Page content transcription data:
━━━━━━

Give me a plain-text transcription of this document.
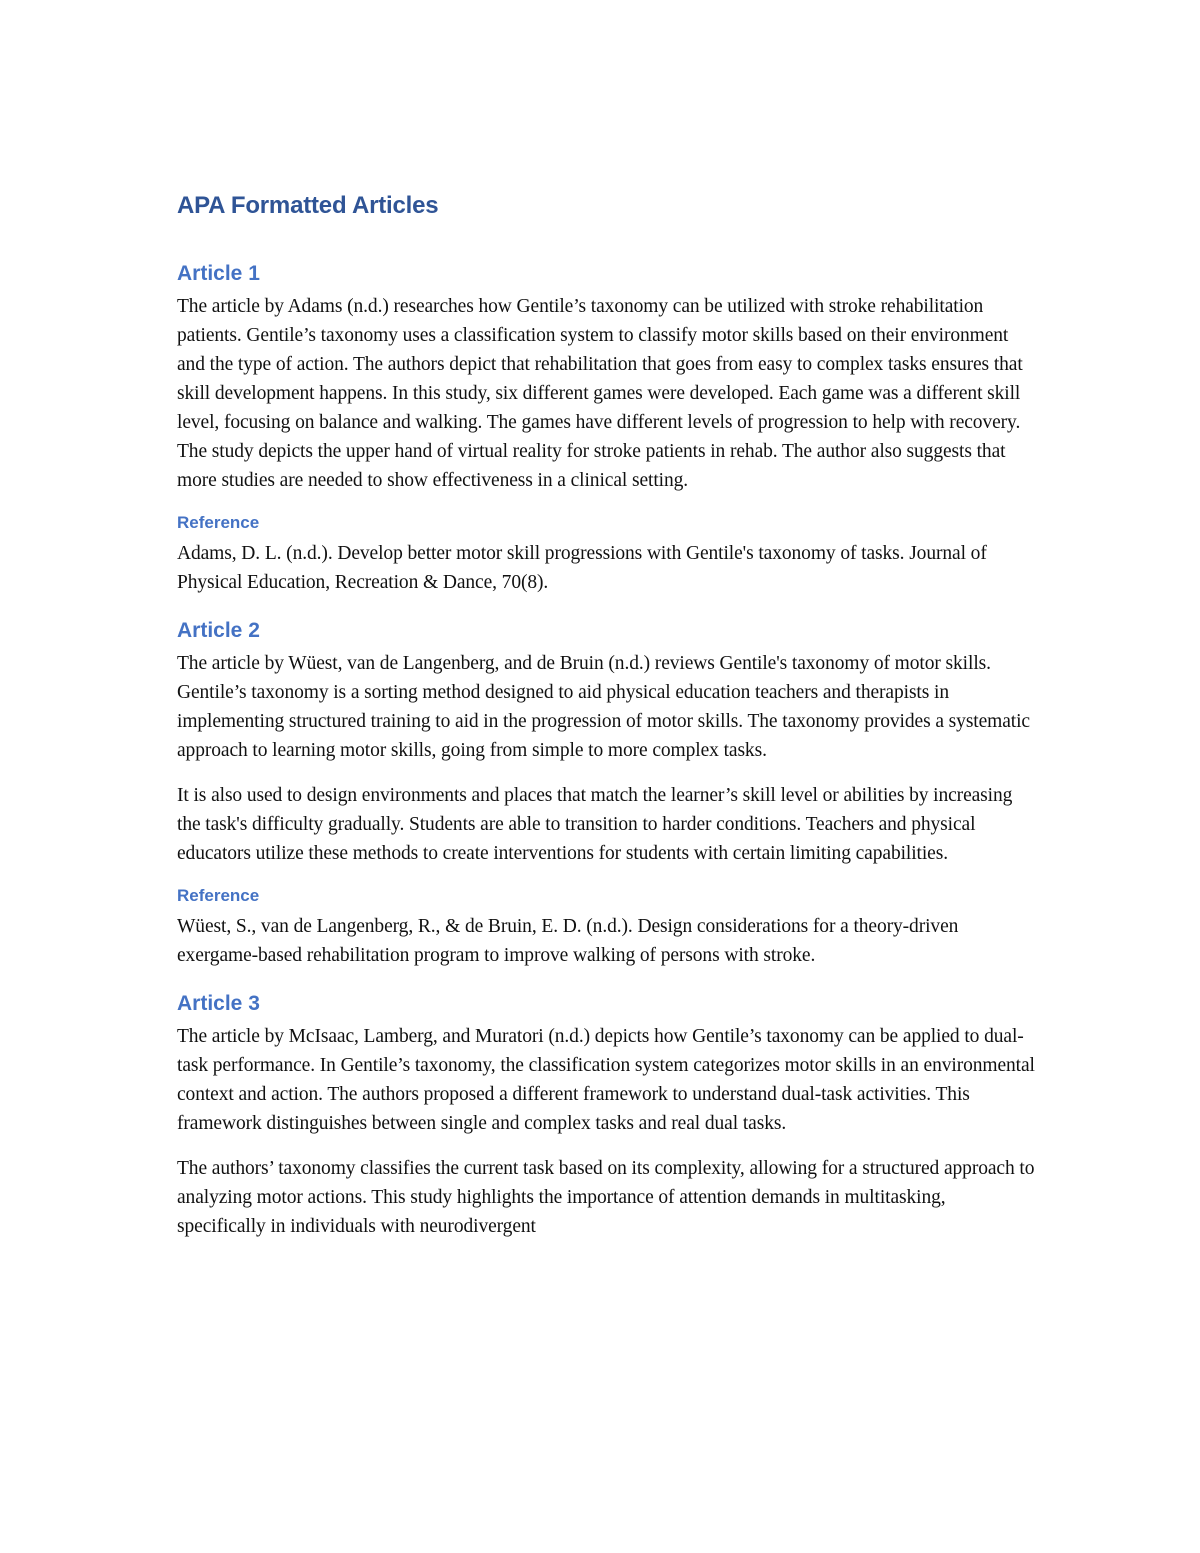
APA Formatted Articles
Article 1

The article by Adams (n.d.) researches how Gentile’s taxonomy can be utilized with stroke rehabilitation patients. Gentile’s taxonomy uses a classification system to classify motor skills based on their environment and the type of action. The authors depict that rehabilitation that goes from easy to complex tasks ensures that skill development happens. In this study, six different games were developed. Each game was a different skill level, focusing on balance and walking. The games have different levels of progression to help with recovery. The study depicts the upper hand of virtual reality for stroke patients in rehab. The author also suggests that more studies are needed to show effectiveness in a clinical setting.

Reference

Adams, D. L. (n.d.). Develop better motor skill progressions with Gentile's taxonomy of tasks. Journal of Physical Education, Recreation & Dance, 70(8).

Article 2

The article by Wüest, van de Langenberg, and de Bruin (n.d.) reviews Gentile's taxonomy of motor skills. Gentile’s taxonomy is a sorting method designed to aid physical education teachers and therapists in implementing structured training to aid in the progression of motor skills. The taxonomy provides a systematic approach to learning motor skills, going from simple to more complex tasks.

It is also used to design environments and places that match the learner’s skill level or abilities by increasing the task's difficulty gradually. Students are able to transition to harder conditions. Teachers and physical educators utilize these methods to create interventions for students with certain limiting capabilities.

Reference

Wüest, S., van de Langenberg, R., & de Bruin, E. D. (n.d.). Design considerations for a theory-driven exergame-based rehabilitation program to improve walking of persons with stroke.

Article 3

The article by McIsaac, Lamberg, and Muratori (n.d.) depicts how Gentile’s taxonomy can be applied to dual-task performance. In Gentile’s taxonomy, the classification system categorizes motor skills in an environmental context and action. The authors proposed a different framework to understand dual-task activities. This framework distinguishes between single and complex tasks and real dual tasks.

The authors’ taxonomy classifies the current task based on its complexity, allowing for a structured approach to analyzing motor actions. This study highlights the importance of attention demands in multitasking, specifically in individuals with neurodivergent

━━━━━━

* **Exercise details**: Give the records back exactly. Leave the pictures out.

* **Result of the task**:
Give me a plain-text transcription of this document.
APA Formatted Articles
Article 1

The article by Adams (n.d.) researches how Gentile’s taxonomy can be utilized with stroke rehabilitation patients. Gentile’s taxonomy uses a classification system to classify motor skills based on their environment and the type of action. The authors depict that rehabilitation that goes from easy to complex tasks ensures that skill development happens. In this study, six different games were developed. Each game was a different skill level, focusing on balance and walking. The games have different levels of progression to help with recovery. The study depicts the upper hand of virtual reality for stroke patients in rehab. The author also suggests that more studies are needed to show effectiveness in a clinical setting.

Reference

Adams, D. L. (n.d.). Develop better motor skill progressions with Gentile's taxonomy of tasks. Journal of Physical Education, Recreation & Dance, 70(8).

Article 2

The article by Wüest, van de Langenberg, and de Bruin (n.d.) reviews Gentile's taxonomy of motor skills. Gentile’s taxonomy is a sorting method designed to aid physical education teachers and therapists in implementing structured training to aid in the progression of motor skills. The taxonomy provides a systematic approach to learning motor skills, going from simple to more complex tasks.

It is also used to design environments and places that match the learner’s skill level or abilities by increasing the task's difficulty gradually. Students are able to transition to harder conditions. Teachers and physical educators utilize these methods to create interventions for students with certain limiting capabilities.

Reference

Wüest, S., van de Langenberg, R., & de Bruin, E. D. (n.d.). Design considerations for a theory-driven exergame-based rehabilitation program to improve walking of persons with stroke.

Article 3

The article by McIsaac, Lamberg, and Muratori (n.d.) depicts how Gentile’s taxonomy can be applied to dual-task performance. In Gentile’s taxonomy, the classification system categorizes motor skills in an environmental context and action. The authors proposed a different framework to understand dual-task activities. This framework distinguishes between single and complex tasks and real dual tasks.

The authors’ taxonomy classifies the current task based on its complexity, allowing for a structured approach to analyzing motor actions. This study highlights the importance of attention demands in multitasking, specifically in individuals with neurodivergent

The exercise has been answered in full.